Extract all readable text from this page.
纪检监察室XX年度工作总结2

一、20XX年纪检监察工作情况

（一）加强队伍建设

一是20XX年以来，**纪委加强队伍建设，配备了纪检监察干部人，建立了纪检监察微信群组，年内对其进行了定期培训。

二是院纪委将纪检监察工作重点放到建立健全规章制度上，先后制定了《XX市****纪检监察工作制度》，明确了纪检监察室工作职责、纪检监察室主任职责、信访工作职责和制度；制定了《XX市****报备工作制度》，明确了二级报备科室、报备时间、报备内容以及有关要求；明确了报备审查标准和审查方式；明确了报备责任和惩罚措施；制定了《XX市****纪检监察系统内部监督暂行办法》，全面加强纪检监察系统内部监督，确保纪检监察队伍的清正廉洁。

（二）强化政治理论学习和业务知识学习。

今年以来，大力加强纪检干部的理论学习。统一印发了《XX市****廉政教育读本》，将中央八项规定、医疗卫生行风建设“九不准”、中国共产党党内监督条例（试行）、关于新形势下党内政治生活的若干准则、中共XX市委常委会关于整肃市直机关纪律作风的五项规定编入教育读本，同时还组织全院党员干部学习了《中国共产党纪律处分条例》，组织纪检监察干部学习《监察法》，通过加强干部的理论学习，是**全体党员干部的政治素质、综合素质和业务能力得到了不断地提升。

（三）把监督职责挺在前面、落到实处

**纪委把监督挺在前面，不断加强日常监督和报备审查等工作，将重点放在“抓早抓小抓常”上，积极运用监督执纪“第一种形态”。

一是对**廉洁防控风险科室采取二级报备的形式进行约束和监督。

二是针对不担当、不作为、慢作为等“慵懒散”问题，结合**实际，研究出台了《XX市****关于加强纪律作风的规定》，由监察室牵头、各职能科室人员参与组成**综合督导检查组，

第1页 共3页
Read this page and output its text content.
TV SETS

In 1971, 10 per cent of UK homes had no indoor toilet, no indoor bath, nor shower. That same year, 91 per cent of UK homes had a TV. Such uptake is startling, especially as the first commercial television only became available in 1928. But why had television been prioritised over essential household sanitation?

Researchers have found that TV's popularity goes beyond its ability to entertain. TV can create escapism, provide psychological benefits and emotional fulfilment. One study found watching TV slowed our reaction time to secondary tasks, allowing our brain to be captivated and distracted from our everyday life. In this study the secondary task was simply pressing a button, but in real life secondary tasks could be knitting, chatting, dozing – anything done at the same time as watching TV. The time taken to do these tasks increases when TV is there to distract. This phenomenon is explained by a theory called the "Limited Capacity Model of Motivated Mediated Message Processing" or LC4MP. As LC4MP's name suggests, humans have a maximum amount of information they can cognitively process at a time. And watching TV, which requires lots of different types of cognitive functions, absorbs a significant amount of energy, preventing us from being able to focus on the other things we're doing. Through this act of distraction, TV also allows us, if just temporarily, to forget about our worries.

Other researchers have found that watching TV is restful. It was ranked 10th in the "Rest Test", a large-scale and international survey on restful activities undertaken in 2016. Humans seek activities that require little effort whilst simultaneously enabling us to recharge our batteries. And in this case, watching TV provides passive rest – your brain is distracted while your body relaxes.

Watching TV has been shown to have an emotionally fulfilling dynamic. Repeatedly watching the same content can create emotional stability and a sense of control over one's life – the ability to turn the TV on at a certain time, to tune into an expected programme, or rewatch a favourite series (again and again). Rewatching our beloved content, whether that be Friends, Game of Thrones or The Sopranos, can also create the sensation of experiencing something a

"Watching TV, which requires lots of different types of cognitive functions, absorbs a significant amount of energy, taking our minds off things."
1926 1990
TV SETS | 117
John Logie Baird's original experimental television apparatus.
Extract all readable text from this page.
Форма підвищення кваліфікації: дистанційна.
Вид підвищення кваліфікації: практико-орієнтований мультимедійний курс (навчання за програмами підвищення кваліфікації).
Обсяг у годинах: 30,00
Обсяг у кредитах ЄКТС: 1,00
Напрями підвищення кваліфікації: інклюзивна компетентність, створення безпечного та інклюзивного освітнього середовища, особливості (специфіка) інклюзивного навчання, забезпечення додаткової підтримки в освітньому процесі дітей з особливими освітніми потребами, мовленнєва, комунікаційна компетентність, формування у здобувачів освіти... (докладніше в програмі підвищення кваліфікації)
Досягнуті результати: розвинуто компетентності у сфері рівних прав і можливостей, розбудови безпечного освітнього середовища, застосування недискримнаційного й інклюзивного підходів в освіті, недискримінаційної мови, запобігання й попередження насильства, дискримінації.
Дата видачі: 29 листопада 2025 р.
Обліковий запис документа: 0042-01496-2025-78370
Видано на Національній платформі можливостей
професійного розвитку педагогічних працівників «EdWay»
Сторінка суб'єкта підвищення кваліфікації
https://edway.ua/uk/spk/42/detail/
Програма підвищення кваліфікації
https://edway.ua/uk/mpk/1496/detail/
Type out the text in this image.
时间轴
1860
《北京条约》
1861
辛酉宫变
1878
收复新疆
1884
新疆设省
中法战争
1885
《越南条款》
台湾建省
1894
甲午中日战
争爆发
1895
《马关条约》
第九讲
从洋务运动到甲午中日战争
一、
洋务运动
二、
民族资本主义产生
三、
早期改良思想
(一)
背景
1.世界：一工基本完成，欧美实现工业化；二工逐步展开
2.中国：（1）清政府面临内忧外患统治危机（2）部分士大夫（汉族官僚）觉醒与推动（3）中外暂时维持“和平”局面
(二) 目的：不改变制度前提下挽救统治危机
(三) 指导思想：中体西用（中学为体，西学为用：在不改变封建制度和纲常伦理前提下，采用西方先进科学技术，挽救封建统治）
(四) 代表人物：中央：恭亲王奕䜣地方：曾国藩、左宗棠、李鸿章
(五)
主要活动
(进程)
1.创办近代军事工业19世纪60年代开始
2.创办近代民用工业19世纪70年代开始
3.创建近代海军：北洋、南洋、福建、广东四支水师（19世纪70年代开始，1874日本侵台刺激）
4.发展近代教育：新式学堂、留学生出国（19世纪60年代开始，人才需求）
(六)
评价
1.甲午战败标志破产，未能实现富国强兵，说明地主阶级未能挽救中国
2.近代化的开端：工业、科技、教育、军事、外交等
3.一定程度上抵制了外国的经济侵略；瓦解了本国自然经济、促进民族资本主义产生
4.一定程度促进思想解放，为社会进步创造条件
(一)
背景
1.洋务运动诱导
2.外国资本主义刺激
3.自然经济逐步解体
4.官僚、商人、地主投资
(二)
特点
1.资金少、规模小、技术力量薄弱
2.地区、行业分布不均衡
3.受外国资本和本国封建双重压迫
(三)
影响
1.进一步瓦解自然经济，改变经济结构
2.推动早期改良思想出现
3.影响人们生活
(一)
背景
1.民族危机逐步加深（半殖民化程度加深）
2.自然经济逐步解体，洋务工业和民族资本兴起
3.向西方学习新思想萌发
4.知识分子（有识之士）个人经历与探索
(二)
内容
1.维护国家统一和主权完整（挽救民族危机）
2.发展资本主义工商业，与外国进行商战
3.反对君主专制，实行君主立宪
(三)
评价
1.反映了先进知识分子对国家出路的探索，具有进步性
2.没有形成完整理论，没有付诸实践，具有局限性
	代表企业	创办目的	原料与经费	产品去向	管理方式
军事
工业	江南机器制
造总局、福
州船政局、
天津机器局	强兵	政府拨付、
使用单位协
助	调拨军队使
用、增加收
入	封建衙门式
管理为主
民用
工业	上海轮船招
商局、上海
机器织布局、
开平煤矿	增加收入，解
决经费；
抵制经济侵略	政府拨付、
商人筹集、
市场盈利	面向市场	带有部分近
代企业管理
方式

■ Task statement
Collect each line of the entries that has the word "television", copying it in full.

■ Task response
In 1971, 10 per cent of UK homes had no indoor toilet, no indoor bath, nor shower. That same year, 91 per cent of UK homes had a TV. Such uptake is startling, especially as the first commercial television only became available in 1928. But why had television been prioritised over essential household sanitation?
John Logie Baird's original experimental television apparatus.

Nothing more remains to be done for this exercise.